[Collected data]
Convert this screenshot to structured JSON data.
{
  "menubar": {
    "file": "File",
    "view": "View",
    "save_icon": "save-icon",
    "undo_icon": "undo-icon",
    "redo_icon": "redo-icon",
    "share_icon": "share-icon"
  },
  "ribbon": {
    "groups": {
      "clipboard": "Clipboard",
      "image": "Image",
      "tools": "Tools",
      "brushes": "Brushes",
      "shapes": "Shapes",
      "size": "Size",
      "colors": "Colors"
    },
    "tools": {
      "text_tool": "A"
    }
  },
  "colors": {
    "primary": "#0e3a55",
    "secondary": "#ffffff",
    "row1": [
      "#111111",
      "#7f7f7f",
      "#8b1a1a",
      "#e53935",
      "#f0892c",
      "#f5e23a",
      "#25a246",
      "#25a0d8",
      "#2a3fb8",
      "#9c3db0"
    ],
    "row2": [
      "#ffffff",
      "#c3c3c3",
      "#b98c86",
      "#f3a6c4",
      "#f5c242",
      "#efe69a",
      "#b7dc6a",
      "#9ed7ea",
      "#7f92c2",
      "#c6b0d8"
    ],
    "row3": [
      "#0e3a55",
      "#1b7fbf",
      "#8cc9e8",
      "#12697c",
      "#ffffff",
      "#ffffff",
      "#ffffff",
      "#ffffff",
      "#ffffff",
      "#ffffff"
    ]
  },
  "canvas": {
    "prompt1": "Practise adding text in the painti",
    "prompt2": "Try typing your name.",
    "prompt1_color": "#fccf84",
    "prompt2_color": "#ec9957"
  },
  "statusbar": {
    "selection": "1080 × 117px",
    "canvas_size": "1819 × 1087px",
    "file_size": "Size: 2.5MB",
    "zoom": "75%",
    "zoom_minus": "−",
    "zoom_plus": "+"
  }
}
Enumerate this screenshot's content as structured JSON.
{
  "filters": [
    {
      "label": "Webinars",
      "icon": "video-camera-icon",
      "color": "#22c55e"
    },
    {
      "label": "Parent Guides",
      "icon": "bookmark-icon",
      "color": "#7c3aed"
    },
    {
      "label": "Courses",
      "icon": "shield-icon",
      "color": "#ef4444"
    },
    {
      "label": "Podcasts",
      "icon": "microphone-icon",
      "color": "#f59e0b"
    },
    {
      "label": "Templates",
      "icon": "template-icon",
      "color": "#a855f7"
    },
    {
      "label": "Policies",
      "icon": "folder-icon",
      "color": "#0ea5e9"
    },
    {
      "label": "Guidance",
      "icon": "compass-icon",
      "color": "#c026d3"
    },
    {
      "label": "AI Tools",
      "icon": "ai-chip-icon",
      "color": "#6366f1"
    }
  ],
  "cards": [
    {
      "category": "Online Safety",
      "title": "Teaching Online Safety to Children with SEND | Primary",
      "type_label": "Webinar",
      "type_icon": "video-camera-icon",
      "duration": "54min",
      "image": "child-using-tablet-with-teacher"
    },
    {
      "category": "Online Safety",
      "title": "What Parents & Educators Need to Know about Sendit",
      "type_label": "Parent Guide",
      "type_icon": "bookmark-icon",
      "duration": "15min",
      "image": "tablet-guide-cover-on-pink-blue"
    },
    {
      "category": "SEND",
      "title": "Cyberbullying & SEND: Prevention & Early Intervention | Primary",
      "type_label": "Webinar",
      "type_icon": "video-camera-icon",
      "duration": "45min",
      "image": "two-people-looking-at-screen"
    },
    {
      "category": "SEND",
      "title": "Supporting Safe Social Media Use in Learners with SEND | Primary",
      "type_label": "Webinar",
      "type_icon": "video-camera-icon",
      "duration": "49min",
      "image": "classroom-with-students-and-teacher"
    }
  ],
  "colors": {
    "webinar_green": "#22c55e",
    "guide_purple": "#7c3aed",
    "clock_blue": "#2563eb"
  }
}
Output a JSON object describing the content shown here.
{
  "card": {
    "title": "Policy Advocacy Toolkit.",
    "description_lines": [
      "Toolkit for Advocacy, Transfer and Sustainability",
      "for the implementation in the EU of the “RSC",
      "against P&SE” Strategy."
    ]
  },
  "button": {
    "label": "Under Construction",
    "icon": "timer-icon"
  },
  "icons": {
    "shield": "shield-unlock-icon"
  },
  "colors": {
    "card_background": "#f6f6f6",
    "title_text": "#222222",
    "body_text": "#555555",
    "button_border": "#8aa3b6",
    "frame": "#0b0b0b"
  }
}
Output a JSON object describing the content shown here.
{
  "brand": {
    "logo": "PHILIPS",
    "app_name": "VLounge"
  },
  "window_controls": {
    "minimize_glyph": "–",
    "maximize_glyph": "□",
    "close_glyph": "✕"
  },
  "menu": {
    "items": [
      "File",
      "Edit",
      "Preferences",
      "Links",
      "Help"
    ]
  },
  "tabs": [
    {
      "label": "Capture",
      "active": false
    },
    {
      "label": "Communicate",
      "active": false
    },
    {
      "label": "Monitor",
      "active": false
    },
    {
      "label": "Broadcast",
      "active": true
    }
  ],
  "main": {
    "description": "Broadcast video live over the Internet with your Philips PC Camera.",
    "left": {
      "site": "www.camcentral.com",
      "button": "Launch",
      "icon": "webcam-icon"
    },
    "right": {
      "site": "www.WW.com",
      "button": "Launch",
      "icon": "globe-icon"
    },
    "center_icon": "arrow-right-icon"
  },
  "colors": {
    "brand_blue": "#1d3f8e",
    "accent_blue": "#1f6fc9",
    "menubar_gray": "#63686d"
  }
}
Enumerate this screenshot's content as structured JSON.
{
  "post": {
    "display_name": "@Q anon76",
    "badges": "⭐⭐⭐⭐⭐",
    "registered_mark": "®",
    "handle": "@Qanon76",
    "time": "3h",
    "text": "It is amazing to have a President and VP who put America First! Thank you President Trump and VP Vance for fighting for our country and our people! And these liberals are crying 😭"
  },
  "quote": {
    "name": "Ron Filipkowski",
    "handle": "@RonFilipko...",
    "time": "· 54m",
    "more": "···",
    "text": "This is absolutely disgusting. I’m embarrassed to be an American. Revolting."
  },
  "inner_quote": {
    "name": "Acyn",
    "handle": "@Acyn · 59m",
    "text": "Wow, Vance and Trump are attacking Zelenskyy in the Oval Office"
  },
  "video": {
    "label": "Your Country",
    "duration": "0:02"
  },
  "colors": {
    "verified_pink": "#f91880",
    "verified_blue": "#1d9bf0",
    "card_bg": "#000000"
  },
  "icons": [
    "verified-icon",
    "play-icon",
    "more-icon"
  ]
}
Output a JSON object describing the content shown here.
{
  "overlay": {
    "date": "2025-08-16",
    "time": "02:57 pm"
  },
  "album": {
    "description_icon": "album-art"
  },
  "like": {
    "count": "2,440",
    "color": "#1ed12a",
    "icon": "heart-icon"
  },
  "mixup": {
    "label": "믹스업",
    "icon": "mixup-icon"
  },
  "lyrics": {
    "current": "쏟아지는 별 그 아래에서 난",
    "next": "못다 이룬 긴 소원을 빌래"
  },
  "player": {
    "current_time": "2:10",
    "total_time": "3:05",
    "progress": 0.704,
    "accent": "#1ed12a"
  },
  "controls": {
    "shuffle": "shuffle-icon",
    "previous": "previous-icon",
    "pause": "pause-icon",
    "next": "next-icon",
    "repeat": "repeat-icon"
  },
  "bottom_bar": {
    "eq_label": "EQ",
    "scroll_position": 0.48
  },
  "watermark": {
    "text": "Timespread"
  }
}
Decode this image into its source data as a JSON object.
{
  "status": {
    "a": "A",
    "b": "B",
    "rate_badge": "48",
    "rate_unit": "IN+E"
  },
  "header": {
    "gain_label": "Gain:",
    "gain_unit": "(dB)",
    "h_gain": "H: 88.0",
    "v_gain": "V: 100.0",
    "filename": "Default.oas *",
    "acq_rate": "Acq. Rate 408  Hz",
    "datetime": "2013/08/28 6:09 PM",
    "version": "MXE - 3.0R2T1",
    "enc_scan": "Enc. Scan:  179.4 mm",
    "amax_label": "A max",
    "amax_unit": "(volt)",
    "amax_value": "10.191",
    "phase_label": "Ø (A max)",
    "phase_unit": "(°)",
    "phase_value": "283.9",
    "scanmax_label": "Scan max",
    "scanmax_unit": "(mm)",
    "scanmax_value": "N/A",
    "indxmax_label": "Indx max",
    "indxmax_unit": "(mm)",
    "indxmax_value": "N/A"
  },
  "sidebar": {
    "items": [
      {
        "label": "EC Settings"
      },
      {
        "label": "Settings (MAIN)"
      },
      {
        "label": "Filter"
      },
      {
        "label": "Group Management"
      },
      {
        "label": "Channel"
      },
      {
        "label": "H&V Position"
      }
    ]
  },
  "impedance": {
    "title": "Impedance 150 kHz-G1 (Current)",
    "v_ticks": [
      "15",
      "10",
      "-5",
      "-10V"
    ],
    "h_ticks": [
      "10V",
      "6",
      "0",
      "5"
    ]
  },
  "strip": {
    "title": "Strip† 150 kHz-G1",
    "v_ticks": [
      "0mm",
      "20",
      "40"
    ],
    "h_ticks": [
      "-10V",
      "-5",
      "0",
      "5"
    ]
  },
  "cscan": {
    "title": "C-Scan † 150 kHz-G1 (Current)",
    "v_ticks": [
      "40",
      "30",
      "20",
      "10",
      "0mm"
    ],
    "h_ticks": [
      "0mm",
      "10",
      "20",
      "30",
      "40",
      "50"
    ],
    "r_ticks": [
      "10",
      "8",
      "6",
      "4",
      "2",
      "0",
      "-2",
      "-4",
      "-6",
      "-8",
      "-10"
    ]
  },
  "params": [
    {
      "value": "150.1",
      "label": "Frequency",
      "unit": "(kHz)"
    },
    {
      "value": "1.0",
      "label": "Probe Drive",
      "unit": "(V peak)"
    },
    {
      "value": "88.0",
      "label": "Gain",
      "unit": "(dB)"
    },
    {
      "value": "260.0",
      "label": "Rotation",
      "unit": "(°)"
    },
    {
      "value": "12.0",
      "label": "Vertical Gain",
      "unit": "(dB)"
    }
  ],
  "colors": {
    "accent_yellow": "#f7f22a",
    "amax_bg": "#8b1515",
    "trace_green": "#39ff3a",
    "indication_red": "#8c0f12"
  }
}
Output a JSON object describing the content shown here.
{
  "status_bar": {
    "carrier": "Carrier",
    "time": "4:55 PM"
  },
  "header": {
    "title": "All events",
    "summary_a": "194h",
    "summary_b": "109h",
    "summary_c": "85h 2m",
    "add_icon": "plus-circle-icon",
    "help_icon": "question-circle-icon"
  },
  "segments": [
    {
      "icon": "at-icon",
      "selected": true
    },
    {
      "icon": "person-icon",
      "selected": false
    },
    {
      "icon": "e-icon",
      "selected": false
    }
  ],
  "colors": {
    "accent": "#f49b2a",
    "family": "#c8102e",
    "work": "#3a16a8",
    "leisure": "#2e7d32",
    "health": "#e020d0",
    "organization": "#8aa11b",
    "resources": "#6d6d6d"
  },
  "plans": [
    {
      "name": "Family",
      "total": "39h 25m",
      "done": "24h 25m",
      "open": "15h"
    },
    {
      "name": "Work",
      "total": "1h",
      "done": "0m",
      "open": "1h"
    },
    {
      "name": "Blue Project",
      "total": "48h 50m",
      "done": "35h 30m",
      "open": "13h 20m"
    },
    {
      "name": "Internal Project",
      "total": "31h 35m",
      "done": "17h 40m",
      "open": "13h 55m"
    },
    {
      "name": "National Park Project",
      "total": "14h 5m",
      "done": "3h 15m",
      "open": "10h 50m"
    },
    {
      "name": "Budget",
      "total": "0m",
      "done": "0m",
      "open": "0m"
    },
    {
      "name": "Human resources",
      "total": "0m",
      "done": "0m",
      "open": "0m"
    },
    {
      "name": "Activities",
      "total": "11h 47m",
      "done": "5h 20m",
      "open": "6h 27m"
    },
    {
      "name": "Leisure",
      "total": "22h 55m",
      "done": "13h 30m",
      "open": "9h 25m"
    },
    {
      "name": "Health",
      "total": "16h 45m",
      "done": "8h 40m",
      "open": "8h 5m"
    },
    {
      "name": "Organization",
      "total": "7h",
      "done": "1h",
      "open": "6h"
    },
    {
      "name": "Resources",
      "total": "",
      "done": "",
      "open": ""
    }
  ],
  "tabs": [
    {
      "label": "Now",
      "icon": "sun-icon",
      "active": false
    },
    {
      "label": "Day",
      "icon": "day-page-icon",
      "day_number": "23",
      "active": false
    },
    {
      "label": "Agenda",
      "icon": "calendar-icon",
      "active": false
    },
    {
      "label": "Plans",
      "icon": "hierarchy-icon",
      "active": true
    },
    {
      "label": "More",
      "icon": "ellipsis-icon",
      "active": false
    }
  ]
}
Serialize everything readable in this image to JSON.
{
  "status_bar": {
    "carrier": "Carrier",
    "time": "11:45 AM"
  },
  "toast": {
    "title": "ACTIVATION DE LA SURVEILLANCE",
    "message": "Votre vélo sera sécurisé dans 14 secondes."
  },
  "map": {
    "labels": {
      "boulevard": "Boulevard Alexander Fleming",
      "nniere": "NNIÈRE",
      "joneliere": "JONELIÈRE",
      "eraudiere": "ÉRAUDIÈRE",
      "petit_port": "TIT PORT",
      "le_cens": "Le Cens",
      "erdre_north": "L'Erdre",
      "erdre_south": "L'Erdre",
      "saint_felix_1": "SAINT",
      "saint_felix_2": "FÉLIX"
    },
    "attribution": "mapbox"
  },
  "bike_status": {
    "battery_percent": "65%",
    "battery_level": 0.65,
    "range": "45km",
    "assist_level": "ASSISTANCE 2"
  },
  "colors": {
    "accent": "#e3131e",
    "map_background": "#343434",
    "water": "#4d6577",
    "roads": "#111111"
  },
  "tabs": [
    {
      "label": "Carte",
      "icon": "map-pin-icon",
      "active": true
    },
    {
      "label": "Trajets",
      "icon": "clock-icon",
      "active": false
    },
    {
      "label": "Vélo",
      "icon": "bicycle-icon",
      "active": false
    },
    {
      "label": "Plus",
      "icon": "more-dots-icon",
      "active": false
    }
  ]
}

_GOAL_. Count the lines in the entries that hold the word "done", and give nothing but the total.

_RESULT BELOW_. 12